What you are asked to do
Return the full material exactly.

Records to process
* start *
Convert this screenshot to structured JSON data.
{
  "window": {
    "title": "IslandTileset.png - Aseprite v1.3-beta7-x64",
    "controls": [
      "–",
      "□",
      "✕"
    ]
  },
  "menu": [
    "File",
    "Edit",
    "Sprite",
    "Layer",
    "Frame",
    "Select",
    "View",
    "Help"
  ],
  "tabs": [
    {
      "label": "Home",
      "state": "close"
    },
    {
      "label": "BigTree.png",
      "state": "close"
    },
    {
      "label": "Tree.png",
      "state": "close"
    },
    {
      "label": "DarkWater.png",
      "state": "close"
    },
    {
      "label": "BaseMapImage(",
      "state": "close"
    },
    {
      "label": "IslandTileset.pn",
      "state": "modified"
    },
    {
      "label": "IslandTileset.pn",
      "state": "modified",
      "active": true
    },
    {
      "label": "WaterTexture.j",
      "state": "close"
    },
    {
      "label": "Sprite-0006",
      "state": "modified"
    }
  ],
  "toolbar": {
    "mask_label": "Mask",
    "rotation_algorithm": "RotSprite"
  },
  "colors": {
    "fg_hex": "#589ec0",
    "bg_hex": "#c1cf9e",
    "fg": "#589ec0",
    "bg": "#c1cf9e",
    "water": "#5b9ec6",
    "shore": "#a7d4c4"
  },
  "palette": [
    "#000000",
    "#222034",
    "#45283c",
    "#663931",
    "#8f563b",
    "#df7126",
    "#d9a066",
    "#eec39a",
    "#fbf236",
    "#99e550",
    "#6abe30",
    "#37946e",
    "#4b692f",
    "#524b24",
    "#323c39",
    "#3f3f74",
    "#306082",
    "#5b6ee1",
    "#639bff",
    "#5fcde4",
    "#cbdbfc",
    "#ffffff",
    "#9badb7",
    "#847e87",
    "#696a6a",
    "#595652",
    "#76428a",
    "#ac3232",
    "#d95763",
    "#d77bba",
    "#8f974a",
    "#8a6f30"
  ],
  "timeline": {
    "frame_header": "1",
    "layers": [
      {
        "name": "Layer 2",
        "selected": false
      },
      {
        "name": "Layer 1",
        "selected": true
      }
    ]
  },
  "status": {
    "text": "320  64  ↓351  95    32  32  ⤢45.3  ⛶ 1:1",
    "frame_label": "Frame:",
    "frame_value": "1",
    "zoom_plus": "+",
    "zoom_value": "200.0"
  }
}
* end *
Reply to the task
Convert this screenshot to structured JSON data.
{
  "window": {
    "title": "IslandTileset.png - Aseprite v1.3-beta7-x64",
    "controls": [
      "–",
      "□",
      "✕"
    ]
  },
  "menu": [
    "File",
    "Edit",
    "Sprite",
    "Layer",
    "Frame",
    "Select",
    "View",
    "Help"
  ],
  "tabs": [
    {
      "label": "Home",
      "state": "close"
    },
    {
      "label": "BigTree.png",
      "state": "close"
    },
    {
      "label": "Tree.png",
      "state": "close"
    },
    {
      "label": "DarkWater.png",
      "state": "close"
    },
    {
      "label": "BaseMapImage(",
      "state": "close"
    },
    {
      "label": "IslandTileset.pn",
      "state": "modified"
    },
    {
      "label": "IslandTileset.pn",
      "state": "modified",
      "active": true
    },
    {
      "label": "WaterTexture.j",
      "state": "close"
    },
    {
      "label": "Sprite-0006",
      "state": "modified"
    }
  ],
  "toolbar": {
    "mask_label": "Mask",
    "rotation_algorithm": "RotSprite"
  },
  "colors": {
    "fg_hex": "#589ec0",
    "bg_hex": "#c1cf9e",
    "fg": "#589ec0",
    "bg": "#c1cf9e",
    "water": "#5b9ec6",
    "shore": "#a7d4c4"
  },
  "palette": [
    "#000000",
    "#222034",
    "#45283c",
    "#663931",
    "#8f563b",
    "#df7126",
    "#d9a066",
    "#eec39a",
    "#fbf236",
    "#99e550",
    "#6abe30",
    "#37946e",
    "#4b692f",
    "#524b24",
    "#323c39",
    "#3f3f74",
    "#306082",
    "#5b6ee1",
    "#639bff",
    "#5fcde4",
    "#cbdbfc",
    "#ffffff",
    "#9badb7",
    "#847e87",
    "#696a6a",
    "#595652",
    "#76428a",
    "#ac3232",
    "#d95763",
    "#d77bba",
    "#8f974a",
    "#8a6f30"
  ],
  "timeline": {
    "frame_header": "1",
    "layers": [
      {
        "name": "Layer 2",
        "selected": false
      },
      {
        "name": "Layer 1",
        "selected": true
      }
    ]
  },
  "status": {
    "text": "320  64  ↓351  95    32  32  ⤢45.3  ⛶ 1:1",
    "frame_label": "Frame:",
    "frame_value": "1",
    "zoom_plus": "+",
    "zoom_value": "200.0"
  }
}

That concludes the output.